Data supplied:

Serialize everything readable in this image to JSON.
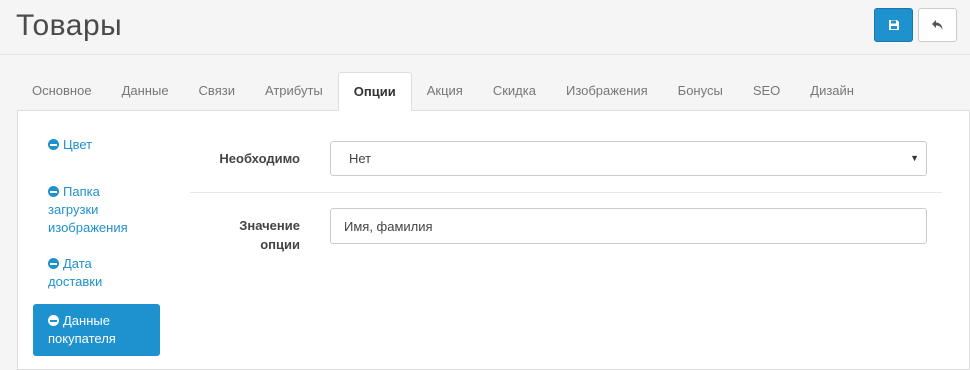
{
  "page": {
    "title": "Товары"
  },
  "header": {
    "save_icon": "save-icon",
    "back_icon": "reply-icon",
    "accent_color": "#1e91cf"
  },
  "tabs": [
    {
      "label": "Основное",
      "active": false
    },
    {
      "label": "Данные",
      "active": false
    },
    {
      "label": "Связи",
      "active": false
    },
    {
      "label": "Атрибуты",
      "active": false
    },
    {
      "label": "Опции",
      "active": true
    },
    {
      "label": "Акция",
      "active": false
    },
    {
      "label": "Скидка",
      "active": false
    },
    {
      "label": "Изображения",
      "active": false
    },
    {
      "label": "Бонусы",
      "active": false
    },
    {
      "label": "SEO",
      "active": false
    },
    {
      "label": "Дизайн",
      "active": false
    }
  ],
  "options": [
    {
      "label": "Цвет",
      "icon": "minus-circle-icon",
      "active": false
    },
    {
      "label": "Папка загрузки изображения",
      "icon": "minus-circle-icon",
      "active": false
    },
    {
      "label": "Дата доставки",
      "icon": "minus-circle-icon",
      "active": false
    },
    {
      "label": "Данные покупателя",
      "icon": "minus-circle-icon",
      "active": true
    }
  ],
  "form": {
    "required": {
      "label": "Необходимо",
      "value": "Нет"
    },
    "option_value": {
      "label": "Значение опции",
      "value": "Имя, фамилия"
    }
  }
}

Task to complete:
Pull out every line above that holds the word "Данные".

Reply:
      "label": "Данные",
      "label": "Данные покупателя",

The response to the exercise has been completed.